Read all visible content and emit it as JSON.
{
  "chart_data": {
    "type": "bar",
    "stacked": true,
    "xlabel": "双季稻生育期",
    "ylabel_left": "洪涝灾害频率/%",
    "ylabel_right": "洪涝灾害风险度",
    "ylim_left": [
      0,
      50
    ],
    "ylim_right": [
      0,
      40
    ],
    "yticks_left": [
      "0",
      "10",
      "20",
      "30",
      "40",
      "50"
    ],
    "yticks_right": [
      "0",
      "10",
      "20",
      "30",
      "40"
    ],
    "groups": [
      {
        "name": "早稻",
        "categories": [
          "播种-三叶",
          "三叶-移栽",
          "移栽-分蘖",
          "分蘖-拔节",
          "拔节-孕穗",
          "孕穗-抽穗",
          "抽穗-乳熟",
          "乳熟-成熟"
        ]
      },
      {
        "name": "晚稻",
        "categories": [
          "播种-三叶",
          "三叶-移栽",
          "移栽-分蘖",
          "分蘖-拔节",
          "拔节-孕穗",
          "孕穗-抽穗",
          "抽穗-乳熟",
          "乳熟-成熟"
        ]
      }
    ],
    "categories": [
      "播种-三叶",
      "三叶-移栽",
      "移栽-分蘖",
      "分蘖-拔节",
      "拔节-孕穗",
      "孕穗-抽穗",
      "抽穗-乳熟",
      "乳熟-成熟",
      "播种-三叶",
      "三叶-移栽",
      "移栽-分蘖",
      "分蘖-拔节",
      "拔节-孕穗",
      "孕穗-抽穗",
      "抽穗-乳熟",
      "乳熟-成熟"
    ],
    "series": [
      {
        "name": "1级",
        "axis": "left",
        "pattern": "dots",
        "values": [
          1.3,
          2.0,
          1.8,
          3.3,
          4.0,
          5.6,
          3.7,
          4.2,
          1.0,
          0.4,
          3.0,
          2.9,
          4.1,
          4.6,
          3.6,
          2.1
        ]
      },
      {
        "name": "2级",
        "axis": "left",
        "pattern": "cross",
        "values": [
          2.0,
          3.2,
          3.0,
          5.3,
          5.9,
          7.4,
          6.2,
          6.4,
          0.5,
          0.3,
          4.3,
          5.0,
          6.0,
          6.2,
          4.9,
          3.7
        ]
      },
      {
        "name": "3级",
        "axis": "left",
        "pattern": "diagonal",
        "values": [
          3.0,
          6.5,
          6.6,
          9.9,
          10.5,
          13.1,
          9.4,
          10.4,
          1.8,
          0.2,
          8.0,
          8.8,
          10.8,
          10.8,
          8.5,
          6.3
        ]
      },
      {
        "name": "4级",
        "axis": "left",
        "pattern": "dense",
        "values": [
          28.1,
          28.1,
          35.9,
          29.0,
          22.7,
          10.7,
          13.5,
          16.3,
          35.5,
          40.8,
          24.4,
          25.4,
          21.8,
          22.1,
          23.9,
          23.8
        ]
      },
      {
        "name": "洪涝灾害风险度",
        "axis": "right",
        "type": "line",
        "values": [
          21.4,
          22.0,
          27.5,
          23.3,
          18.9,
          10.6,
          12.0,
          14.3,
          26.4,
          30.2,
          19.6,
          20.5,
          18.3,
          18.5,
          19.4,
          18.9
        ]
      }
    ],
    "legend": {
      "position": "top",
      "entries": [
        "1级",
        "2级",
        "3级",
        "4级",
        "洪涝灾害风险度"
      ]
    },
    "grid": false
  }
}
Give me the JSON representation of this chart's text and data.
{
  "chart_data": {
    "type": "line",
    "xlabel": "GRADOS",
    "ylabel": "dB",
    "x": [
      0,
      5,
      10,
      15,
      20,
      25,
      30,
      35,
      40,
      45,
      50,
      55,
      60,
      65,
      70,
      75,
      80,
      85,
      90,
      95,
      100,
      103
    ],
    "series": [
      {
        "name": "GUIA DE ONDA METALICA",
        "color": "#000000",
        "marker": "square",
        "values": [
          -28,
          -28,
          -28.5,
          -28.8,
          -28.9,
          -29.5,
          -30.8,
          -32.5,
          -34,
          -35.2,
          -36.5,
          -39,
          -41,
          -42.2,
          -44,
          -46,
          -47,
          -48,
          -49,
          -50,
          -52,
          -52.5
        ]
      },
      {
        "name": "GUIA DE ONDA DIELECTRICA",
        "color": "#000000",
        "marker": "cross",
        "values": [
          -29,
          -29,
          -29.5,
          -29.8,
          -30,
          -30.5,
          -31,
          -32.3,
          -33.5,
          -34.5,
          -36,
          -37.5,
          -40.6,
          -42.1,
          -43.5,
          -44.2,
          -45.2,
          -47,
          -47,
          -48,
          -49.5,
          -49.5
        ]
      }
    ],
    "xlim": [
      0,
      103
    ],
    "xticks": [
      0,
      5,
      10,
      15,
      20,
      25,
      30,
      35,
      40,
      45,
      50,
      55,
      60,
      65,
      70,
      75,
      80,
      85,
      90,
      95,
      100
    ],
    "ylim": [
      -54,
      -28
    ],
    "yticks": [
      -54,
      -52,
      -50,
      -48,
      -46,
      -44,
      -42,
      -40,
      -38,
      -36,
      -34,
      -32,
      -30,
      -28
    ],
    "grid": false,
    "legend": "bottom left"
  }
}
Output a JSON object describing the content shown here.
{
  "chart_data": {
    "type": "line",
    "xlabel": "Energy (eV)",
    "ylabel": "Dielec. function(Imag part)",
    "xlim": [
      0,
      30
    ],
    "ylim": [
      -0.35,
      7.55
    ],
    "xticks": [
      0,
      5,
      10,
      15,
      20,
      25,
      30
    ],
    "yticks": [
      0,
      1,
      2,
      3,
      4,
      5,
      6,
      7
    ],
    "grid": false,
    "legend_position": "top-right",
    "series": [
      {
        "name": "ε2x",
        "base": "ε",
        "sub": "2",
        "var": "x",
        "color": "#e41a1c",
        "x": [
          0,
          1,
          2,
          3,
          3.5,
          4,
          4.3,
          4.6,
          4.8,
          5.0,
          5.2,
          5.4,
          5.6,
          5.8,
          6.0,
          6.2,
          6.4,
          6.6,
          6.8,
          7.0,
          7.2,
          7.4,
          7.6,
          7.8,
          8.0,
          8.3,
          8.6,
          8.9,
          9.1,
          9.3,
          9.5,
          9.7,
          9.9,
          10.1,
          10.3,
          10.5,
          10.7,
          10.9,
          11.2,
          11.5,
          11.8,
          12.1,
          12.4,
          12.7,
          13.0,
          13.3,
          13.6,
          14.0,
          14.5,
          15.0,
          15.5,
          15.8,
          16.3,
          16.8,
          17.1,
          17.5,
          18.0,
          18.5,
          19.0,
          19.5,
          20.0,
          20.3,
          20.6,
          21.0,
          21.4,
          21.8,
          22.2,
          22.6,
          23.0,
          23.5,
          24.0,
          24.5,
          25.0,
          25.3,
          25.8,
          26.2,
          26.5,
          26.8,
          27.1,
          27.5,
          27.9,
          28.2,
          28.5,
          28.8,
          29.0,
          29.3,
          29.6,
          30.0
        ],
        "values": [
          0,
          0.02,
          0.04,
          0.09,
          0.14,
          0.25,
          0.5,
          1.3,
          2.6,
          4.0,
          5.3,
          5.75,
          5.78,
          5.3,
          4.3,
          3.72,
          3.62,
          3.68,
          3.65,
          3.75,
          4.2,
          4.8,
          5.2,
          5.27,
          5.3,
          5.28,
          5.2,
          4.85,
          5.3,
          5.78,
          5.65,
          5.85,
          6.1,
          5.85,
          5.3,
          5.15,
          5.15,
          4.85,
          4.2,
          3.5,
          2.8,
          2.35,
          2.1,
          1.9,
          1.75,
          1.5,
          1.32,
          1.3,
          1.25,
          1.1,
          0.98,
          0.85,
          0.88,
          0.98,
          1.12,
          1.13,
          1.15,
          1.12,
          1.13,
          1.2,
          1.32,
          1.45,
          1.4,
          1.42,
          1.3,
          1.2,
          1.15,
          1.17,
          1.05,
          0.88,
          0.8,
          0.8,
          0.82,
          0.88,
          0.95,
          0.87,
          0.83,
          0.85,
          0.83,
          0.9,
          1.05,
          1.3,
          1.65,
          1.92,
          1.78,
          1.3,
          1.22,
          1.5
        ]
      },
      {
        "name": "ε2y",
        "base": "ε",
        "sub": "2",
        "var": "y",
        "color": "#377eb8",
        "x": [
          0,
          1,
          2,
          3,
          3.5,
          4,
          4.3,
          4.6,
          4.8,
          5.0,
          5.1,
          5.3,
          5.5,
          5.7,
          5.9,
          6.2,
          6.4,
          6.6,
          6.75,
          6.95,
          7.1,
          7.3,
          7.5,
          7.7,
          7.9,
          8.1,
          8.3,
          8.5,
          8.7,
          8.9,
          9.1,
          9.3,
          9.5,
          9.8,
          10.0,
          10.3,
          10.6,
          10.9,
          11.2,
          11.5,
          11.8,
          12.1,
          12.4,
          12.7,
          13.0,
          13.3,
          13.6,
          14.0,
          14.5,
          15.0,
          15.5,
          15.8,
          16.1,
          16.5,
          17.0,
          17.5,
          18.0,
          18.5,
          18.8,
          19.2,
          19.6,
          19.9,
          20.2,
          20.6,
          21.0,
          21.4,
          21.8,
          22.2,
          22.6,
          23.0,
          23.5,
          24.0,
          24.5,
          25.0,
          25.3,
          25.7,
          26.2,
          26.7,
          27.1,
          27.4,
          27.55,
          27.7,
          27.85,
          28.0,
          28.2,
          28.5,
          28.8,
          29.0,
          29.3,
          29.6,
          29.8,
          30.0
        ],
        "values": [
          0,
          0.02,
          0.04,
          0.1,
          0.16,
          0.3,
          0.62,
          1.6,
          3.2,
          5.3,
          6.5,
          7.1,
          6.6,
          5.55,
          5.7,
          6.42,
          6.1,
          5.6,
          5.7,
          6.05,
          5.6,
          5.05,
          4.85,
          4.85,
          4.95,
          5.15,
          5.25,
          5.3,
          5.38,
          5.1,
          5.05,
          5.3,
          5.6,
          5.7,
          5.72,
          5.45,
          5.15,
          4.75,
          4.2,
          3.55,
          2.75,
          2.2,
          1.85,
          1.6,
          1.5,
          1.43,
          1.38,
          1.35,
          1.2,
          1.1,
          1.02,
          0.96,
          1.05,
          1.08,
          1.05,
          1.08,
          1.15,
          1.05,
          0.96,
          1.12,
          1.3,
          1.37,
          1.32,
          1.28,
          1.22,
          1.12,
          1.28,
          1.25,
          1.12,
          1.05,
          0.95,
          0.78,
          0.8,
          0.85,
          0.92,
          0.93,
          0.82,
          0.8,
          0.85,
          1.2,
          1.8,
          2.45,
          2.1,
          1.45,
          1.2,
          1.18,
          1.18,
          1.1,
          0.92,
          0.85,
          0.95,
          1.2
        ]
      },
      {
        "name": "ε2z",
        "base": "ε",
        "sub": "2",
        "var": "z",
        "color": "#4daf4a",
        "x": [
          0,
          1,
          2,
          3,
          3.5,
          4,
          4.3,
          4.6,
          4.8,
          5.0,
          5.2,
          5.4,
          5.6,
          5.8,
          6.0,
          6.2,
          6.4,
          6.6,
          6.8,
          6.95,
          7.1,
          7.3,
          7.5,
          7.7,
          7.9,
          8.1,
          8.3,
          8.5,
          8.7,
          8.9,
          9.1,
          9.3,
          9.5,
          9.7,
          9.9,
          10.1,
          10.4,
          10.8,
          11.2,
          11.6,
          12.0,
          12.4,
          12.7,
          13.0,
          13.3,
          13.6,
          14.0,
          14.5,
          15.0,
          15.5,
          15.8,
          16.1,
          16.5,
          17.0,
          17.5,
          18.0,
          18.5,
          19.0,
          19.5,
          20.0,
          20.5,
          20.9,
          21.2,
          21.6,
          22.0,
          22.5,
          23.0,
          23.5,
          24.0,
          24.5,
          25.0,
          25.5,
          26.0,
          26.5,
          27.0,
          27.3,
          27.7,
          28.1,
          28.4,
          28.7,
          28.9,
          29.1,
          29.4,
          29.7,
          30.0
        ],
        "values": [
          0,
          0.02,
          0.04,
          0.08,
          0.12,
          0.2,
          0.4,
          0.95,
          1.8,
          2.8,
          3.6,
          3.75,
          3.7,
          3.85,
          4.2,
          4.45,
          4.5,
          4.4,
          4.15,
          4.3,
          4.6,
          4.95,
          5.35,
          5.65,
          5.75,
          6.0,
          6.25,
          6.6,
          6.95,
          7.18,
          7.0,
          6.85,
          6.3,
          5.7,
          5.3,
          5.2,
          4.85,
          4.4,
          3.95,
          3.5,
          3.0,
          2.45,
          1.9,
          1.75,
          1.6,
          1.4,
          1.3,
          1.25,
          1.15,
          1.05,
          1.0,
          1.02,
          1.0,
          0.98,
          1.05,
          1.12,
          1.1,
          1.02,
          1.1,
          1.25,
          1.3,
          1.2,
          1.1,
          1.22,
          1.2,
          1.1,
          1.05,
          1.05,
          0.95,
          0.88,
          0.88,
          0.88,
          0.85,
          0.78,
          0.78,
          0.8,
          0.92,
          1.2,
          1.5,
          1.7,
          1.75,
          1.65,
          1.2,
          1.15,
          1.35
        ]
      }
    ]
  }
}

= TASK TO COMPLETE =
In the entries above, count each line holding "name" and report the total and nothing more.

= RESPONSE TO THIS EXERCISE =
12